** begin Provided information **

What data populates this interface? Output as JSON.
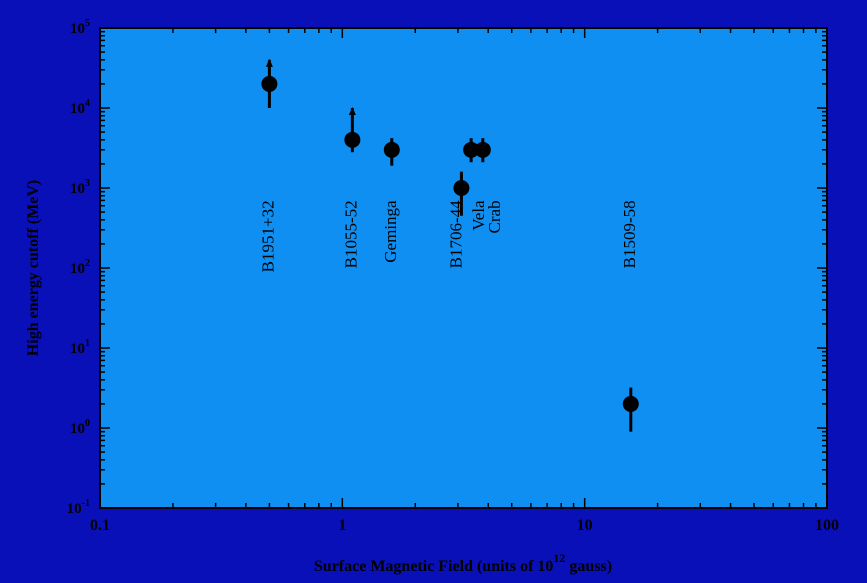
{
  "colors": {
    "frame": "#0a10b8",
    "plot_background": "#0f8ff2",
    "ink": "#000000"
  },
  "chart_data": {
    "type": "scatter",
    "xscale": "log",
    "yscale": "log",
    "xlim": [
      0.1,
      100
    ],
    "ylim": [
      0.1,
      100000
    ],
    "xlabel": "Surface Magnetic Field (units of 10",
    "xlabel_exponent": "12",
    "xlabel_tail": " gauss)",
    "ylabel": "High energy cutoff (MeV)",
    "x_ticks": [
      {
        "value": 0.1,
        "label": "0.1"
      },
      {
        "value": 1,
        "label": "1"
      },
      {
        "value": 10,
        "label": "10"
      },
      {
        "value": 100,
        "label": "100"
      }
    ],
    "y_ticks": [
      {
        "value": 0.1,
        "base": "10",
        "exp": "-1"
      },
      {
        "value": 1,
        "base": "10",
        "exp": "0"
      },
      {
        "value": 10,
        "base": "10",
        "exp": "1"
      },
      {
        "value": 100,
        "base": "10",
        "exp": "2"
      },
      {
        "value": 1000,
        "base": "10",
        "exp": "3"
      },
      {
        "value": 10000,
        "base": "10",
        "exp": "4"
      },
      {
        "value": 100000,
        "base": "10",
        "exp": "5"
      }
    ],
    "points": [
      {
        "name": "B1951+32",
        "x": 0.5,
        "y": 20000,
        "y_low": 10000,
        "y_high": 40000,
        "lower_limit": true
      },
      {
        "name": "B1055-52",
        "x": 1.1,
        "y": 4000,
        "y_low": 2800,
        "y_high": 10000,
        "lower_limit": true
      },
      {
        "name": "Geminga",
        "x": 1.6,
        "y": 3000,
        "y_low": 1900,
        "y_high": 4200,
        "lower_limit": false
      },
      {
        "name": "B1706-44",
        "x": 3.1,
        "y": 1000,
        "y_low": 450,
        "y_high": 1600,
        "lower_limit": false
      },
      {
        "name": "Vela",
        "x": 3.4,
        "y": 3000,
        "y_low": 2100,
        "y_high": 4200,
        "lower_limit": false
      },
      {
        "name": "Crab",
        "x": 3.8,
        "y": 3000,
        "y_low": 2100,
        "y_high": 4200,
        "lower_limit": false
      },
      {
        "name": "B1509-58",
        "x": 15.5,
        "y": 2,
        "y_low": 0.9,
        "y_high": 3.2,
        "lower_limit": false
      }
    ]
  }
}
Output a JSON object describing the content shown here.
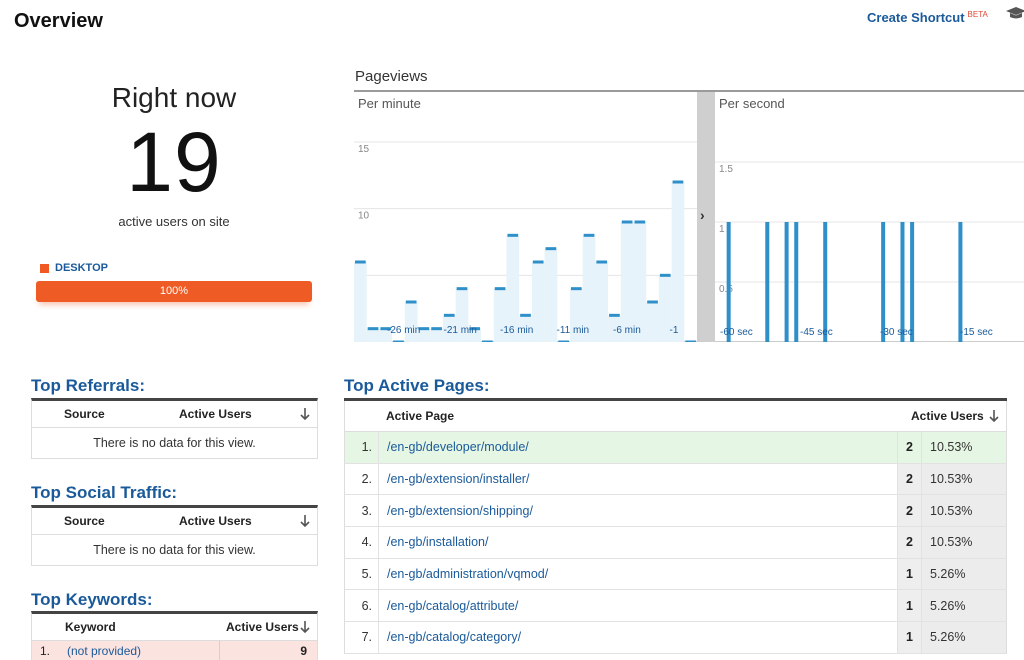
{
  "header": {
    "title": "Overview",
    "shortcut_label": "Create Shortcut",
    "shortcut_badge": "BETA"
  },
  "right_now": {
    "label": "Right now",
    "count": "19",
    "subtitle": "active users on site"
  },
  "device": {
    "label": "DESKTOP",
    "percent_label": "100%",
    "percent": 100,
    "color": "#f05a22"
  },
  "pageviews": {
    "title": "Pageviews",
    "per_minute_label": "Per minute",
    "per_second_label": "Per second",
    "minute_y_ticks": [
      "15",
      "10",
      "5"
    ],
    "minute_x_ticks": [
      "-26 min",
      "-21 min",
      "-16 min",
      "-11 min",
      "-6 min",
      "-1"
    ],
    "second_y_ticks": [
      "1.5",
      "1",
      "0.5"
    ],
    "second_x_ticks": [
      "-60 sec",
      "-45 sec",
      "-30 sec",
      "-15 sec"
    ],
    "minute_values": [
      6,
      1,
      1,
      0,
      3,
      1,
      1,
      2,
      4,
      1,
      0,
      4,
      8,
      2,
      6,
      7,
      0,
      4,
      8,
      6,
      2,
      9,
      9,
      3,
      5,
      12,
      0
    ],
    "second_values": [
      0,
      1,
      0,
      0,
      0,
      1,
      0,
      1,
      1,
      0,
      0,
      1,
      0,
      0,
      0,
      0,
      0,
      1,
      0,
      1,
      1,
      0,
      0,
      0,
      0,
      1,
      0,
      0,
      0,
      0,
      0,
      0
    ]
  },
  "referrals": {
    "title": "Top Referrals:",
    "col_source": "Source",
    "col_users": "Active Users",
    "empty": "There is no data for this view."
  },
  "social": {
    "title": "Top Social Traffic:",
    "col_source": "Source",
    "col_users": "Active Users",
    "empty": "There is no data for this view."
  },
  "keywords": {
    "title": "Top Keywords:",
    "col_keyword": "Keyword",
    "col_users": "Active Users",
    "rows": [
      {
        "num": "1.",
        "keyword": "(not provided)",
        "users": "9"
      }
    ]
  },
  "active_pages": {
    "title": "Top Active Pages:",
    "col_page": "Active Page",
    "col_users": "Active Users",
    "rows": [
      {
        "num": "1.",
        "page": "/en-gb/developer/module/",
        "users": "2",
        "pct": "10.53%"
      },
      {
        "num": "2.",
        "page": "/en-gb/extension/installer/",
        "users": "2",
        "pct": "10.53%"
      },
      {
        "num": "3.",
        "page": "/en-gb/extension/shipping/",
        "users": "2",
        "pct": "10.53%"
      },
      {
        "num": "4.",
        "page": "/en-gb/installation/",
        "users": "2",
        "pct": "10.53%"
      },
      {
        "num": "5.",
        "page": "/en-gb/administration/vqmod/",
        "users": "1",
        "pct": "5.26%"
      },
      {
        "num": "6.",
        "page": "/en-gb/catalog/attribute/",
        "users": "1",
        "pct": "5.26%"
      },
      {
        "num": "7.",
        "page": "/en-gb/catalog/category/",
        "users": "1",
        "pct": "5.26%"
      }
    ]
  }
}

** end Provided information **

__Exercise brief__. Reproduce every line of the listing above in which the string "JSON" appears.

__Task output__.
What data populates this interface? Output as JSON.
Output a JSON object describing the content shown here.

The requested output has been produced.